Read the records below. Copy each line where the string "吸引关注" occurs.

[Items listed in a dataset]
# # # # # # #

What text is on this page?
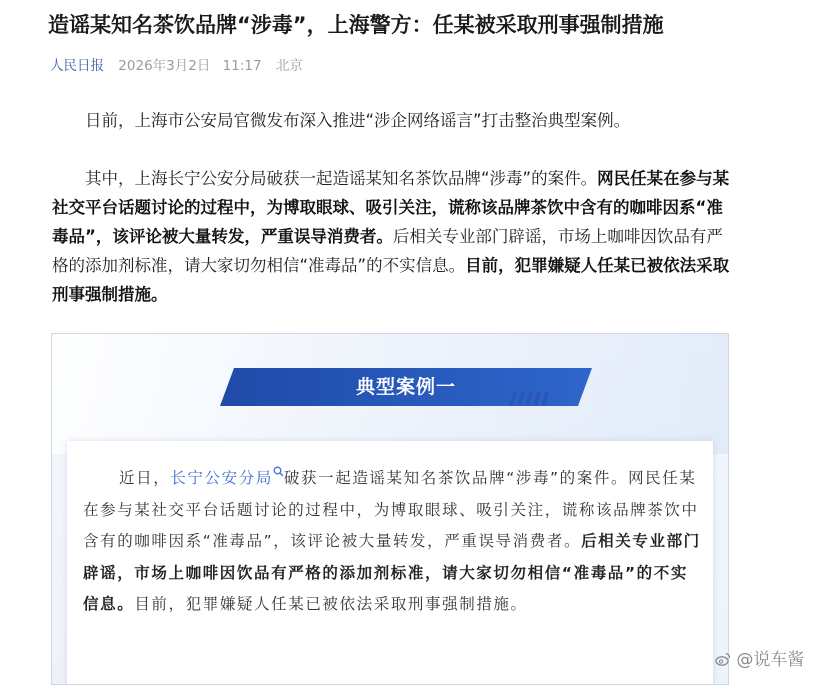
造谣某知名茶饮品牌“涉毒”，上海警方：任某被采取刑事强制措施
人民日报 2026年3月2日 11:17 北京

日前，上海市公安局官微发布深入推进“涉企网络谣言”打击整治典型案例。

其中，上海长宁公安分局破获一起造谣某知名茶饮品牌“涉毒”的案件。网民任某在参与某社交平台话题讨论的过程中，为博取眼球、吸引关注，谎称该品牌茶饮中含有的咖啡因系“准毒品”，该评论被大量转发，严重误导消费者。后相关专业部门辟谣，市场上咖啡因饮品有严格的添加剂标准，请大家切勿相信“准毒品”的不实信息。目前，犯罪嫌疑人任某已被依法采取刑事强制措施。

典型案例一

近日，长宁公安分局 破获一起造谣某知名茶饮品牌“涉毒”的案件。网民任某在参与某社交平台话题讨论的过程中，为博取眼球、吸引关注，谎称该品牌茶饮中含有的咖啡因系“准毒品”，该评论被大量转发，严重误导消费者。后相关专业部门辟谣，市场上咖啡因饮品有严格的添加剂标准，请大家切勿相信“准毒品”的不实信息。目前，犯罪嫌疑人任某已被依法采取刑事强制措施。

@说车酱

# # # # # # #

» **RESULT**:
其中，上海长宁公安分局破获一起造谣某知名茶饮品牌“涉毒”的案件。网民任某在参与某社交平台话题讨论的过程中，为博取眼球、吸引关注，谎称该品牌茶饮中含有的咖啡因系“准毒品”，该评论被大量转发，严重误导消费者。后相关专业部门辟谣，市场上咖啡因饮品有严格的添加剂标准，请大家切勿相信“准毒品”的不实信息。目前，犯罪嫌疑人任某已被依法采取刑事强制措施。
近日，长宁公安分局 破获一起造谣某知名茶饮品牌“涉毒”的案件。网民任某在参与某社交平台话题讨论的过程中，为博取眼球、吸引关注，谎称该品牌茶饮中含有的咖啡因系“准毒品”，该评论被大量转发，严重误导消费者。后相关专业部门辟谣，市场上咖啡因饮品有严格的添加剂标准，请大家切勿相信“准毒品”的不实信息。目前，犯罪嫌疑人任某已被依法采取刑事强制措施。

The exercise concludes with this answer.